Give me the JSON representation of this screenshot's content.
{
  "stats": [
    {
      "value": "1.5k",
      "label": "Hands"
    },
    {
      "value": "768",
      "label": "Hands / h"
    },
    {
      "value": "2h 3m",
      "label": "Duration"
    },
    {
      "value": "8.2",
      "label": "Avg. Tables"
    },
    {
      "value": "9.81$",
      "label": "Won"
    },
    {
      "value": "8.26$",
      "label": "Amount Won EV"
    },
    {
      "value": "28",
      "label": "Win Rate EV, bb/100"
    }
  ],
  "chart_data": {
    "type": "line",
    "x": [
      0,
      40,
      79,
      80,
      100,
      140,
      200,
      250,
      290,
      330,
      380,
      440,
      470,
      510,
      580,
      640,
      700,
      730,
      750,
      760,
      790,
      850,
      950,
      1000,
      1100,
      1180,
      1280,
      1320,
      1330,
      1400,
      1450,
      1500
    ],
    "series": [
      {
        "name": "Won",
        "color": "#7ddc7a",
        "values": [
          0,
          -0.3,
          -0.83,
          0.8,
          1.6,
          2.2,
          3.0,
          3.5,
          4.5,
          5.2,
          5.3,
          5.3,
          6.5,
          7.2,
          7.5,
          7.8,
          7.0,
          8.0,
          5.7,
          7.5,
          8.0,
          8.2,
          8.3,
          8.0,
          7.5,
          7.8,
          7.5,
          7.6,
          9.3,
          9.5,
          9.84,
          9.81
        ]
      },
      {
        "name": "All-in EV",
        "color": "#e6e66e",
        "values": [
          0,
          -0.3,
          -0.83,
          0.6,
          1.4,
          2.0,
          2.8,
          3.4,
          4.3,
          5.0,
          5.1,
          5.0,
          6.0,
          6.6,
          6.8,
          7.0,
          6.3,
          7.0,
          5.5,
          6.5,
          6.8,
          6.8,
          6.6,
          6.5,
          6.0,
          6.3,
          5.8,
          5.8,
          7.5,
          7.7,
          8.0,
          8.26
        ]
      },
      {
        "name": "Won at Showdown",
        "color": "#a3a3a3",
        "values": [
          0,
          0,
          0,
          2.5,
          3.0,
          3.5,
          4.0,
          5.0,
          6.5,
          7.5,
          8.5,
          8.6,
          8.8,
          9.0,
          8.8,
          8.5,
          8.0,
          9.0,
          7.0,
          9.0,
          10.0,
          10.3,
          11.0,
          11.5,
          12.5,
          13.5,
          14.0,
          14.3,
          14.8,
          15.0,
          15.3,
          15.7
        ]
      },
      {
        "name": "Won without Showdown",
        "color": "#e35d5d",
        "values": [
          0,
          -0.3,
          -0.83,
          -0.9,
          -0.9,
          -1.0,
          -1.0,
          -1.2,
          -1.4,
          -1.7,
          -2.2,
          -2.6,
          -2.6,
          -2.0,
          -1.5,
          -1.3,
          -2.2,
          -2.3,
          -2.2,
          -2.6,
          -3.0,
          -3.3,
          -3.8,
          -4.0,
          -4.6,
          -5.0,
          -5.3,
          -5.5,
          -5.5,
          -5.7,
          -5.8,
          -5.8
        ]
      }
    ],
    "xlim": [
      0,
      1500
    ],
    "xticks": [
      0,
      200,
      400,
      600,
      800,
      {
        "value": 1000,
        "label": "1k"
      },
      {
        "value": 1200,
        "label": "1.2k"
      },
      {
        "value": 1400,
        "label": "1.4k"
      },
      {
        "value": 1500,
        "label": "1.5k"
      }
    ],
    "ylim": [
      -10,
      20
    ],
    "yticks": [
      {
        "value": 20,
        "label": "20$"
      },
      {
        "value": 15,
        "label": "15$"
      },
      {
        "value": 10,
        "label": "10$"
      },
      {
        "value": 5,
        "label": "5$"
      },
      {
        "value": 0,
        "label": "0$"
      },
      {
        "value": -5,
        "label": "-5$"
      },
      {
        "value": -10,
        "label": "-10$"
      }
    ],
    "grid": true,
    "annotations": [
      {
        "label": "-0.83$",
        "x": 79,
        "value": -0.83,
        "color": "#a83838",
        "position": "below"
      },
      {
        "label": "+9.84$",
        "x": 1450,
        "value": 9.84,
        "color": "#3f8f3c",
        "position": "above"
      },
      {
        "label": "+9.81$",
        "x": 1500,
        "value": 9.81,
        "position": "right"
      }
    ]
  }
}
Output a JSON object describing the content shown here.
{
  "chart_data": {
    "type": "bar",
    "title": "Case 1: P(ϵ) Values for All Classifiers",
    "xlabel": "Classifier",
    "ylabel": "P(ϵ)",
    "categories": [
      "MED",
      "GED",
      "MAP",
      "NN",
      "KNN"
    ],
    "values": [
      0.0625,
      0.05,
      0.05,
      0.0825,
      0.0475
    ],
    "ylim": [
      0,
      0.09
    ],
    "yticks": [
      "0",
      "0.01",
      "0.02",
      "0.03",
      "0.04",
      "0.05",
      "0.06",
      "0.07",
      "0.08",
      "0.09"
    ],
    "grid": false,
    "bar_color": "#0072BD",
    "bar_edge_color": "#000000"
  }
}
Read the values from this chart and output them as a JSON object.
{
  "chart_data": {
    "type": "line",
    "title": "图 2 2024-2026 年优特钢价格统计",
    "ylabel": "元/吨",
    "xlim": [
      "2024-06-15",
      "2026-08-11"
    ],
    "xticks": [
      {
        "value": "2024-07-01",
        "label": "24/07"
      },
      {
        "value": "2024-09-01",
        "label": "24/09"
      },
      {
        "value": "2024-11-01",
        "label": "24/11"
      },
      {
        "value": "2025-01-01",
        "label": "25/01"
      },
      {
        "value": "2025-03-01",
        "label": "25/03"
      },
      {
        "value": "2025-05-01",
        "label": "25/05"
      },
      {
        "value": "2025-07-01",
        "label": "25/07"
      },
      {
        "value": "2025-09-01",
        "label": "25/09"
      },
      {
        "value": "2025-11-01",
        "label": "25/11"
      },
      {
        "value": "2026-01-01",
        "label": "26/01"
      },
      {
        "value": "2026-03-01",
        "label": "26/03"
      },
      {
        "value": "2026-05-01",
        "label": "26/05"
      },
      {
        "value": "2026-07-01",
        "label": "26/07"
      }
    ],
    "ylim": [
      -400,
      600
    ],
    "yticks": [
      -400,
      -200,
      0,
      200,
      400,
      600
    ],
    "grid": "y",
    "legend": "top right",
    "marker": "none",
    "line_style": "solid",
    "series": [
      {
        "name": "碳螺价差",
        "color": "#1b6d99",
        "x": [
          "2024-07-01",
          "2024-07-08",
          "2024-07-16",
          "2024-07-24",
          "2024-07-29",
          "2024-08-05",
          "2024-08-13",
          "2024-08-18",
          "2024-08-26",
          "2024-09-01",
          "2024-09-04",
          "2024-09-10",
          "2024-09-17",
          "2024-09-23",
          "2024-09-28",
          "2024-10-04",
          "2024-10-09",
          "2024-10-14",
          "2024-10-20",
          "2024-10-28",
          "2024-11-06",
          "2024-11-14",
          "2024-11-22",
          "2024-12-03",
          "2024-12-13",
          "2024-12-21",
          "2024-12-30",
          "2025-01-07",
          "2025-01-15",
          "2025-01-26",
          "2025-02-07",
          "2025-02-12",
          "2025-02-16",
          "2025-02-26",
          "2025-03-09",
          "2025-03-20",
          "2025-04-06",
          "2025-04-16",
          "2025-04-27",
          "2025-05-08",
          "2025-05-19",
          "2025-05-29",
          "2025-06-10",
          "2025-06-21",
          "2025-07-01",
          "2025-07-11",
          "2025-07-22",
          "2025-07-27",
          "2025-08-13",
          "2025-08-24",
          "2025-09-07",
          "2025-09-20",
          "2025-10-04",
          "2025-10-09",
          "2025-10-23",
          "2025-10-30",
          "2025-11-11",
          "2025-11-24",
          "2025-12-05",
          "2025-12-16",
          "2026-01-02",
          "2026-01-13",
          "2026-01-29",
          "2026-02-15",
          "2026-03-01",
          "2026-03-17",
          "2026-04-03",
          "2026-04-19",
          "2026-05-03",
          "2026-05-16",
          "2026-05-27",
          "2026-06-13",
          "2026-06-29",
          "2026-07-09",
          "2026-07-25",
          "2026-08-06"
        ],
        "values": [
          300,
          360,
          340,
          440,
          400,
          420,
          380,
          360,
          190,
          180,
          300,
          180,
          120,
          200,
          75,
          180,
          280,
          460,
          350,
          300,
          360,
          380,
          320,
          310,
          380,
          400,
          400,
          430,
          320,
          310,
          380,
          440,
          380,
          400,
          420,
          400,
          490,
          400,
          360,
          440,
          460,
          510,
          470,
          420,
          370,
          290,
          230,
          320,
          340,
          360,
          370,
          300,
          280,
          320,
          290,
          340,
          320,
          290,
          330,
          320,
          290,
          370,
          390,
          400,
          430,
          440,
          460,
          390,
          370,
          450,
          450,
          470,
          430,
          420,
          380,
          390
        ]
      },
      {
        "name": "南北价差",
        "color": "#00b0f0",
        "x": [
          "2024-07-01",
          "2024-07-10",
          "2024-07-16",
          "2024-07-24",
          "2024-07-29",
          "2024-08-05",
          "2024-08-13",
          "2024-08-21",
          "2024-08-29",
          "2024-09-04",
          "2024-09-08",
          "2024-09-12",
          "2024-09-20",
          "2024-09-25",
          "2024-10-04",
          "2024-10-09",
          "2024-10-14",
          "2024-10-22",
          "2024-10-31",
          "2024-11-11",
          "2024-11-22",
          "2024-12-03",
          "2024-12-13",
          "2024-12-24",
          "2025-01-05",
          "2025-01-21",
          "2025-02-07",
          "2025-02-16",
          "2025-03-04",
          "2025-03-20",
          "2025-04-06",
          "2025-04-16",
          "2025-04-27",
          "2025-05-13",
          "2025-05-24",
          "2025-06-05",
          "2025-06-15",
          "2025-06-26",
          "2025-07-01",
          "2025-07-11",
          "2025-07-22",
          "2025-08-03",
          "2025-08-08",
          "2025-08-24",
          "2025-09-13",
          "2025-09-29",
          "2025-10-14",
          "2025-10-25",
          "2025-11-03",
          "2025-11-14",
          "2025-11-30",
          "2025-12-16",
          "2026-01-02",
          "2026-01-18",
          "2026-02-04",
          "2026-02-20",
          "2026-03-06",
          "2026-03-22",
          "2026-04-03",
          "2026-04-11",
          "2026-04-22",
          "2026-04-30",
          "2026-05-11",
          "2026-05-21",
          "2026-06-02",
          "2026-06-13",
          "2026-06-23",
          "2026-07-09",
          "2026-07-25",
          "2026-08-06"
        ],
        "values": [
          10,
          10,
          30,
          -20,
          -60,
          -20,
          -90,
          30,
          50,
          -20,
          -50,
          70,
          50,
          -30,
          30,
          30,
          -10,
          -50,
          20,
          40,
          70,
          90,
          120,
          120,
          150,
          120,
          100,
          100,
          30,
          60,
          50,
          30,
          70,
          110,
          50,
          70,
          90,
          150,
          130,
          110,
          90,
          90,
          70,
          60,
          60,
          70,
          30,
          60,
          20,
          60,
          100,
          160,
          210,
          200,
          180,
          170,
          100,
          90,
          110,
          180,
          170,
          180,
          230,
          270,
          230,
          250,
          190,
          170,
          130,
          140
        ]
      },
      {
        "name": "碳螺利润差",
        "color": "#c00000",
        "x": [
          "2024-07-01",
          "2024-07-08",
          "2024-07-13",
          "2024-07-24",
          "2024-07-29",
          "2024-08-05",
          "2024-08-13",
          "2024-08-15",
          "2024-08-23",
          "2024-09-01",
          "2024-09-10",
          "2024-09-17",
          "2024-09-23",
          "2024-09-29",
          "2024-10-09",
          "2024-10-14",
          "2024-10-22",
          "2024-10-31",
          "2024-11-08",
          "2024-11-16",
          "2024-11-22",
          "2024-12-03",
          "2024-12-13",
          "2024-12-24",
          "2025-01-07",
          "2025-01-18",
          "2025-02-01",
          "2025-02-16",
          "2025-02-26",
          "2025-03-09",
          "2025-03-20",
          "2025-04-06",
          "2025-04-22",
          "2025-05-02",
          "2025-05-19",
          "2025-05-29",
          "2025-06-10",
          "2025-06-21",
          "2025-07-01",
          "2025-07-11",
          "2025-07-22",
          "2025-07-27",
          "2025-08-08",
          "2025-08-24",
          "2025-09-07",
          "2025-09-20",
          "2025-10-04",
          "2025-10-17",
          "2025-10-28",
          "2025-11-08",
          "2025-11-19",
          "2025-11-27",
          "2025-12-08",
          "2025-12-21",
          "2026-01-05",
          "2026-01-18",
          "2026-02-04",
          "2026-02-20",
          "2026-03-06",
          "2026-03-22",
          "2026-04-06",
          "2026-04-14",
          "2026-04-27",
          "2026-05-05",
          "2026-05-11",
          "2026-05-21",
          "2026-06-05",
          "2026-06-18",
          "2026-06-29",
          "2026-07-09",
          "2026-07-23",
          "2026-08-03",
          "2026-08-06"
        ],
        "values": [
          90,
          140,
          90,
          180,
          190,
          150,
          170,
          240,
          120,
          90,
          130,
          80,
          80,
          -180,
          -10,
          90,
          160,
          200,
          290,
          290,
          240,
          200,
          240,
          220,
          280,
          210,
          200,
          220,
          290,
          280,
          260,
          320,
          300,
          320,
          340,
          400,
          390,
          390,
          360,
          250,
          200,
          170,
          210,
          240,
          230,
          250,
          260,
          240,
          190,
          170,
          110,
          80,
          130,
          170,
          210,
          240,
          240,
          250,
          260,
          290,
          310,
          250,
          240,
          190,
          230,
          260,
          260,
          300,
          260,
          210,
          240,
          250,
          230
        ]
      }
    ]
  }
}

────────────────────────────────────────

Find each line that has the word "position", then copy it out.

        "position": "below"
        "position": "above"
        "position": "right"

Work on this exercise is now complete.